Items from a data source
■ ■ ■ ■
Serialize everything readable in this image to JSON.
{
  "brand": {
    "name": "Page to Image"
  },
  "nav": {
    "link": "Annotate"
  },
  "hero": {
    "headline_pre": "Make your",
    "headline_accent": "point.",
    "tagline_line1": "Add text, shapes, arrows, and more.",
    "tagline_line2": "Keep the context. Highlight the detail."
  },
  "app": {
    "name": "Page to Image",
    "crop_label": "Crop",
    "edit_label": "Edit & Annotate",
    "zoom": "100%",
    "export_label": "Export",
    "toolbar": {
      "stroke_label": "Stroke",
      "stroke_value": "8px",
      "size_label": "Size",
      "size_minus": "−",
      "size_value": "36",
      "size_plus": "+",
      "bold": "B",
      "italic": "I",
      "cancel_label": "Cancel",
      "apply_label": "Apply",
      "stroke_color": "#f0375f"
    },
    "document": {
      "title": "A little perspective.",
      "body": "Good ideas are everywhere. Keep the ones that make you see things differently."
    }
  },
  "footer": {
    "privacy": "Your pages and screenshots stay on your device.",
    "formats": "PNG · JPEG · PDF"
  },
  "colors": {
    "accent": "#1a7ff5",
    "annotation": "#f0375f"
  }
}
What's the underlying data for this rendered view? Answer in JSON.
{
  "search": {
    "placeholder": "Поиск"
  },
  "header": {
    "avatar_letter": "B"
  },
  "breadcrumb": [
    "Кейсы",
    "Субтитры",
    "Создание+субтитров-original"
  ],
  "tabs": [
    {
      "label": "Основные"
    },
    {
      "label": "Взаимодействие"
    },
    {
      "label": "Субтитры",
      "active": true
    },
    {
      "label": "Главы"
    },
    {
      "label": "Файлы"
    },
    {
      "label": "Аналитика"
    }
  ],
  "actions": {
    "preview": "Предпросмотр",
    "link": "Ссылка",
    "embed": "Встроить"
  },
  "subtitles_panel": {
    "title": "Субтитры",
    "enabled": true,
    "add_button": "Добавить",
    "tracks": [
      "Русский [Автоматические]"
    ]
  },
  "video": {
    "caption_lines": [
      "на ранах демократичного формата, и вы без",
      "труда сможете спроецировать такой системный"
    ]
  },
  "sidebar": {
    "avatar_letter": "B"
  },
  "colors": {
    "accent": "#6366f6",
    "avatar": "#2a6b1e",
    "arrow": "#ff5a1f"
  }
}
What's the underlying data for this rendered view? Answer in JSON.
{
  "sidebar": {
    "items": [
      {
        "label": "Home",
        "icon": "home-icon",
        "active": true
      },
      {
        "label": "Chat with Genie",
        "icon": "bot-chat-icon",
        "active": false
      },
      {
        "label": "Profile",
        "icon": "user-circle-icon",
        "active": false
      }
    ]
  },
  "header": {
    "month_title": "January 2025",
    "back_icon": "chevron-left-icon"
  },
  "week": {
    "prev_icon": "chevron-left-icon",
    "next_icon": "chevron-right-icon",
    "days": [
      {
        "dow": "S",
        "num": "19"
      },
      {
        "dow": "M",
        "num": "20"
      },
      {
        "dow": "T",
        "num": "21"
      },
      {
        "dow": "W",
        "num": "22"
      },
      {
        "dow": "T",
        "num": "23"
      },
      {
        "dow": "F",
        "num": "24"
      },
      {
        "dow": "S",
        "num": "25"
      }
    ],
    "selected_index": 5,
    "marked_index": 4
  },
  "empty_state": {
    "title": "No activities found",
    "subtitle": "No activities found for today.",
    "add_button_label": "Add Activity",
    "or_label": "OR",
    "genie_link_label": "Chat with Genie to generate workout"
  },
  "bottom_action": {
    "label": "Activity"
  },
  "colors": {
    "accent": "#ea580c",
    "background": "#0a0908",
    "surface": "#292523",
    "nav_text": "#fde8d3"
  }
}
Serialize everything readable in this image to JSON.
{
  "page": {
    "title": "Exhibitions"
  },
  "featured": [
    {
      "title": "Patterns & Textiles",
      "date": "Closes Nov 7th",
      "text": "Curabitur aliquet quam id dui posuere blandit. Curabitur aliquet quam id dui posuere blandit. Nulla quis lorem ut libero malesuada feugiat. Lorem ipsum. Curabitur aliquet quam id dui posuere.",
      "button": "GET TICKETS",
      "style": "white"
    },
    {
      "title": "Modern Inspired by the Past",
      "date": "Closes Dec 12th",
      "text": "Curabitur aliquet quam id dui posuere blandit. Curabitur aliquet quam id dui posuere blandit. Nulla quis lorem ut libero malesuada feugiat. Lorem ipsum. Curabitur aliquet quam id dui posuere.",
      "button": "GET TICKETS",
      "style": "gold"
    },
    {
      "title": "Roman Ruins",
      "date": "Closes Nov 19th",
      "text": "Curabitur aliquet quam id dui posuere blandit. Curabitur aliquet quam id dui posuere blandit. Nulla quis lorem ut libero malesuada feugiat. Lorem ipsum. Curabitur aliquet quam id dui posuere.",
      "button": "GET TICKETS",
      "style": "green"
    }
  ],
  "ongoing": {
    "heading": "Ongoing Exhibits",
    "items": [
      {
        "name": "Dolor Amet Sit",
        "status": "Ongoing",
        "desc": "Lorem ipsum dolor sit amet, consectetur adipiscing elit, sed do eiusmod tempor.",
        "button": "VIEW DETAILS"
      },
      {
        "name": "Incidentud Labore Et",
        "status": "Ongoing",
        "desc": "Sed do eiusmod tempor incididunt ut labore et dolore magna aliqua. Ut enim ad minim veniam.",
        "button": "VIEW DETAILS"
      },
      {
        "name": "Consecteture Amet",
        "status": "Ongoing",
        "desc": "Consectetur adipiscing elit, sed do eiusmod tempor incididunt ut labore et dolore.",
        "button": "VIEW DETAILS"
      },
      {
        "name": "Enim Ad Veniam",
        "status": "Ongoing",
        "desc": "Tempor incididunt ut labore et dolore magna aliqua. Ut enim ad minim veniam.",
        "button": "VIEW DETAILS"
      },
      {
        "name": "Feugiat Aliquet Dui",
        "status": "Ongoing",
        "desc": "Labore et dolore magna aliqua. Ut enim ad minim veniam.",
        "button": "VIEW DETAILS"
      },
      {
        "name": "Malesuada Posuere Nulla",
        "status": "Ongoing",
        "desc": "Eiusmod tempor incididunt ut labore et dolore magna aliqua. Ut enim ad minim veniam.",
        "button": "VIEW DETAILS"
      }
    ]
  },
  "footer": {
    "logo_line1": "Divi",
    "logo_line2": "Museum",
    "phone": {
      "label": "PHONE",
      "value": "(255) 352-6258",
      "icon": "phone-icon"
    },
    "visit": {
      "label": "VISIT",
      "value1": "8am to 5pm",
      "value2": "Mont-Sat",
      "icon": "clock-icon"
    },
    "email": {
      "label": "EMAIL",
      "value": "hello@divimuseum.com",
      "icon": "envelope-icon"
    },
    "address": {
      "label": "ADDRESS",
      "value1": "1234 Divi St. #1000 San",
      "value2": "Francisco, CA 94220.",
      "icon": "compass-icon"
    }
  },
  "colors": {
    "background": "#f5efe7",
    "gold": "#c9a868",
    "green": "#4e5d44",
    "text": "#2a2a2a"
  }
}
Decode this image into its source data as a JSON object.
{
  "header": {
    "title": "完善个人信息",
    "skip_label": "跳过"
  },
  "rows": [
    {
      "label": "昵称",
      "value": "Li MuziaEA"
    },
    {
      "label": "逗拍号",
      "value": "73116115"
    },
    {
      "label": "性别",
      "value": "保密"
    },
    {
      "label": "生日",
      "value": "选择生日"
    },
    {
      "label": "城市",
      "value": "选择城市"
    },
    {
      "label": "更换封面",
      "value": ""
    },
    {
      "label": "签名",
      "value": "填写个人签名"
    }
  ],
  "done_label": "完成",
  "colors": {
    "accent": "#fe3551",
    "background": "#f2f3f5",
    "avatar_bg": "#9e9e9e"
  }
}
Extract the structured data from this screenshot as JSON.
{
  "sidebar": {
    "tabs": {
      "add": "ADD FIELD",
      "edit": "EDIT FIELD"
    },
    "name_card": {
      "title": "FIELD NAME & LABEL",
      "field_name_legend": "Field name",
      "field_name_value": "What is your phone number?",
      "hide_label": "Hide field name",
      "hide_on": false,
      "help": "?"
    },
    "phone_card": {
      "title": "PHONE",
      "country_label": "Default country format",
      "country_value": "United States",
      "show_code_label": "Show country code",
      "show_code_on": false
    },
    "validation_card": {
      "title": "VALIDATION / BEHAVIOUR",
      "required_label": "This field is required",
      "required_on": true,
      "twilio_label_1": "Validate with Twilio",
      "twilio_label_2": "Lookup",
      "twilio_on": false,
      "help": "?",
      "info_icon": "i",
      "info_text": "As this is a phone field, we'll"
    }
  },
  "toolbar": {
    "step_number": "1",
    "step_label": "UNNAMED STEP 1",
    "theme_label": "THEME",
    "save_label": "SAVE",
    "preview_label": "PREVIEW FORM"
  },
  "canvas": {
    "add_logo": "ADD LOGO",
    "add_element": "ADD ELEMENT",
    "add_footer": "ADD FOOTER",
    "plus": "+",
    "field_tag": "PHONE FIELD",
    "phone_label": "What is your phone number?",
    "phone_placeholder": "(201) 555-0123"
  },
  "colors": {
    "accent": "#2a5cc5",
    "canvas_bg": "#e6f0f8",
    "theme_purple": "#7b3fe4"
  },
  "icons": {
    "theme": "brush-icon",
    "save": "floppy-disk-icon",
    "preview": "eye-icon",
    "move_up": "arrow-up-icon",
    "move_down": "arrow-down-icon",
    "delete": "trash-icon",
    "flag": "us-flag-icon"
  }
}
■ ■ ■ ■
Exercise details
The records are above. How many lines in them contain the word "magna"? Give the number alone.

Worked answer
4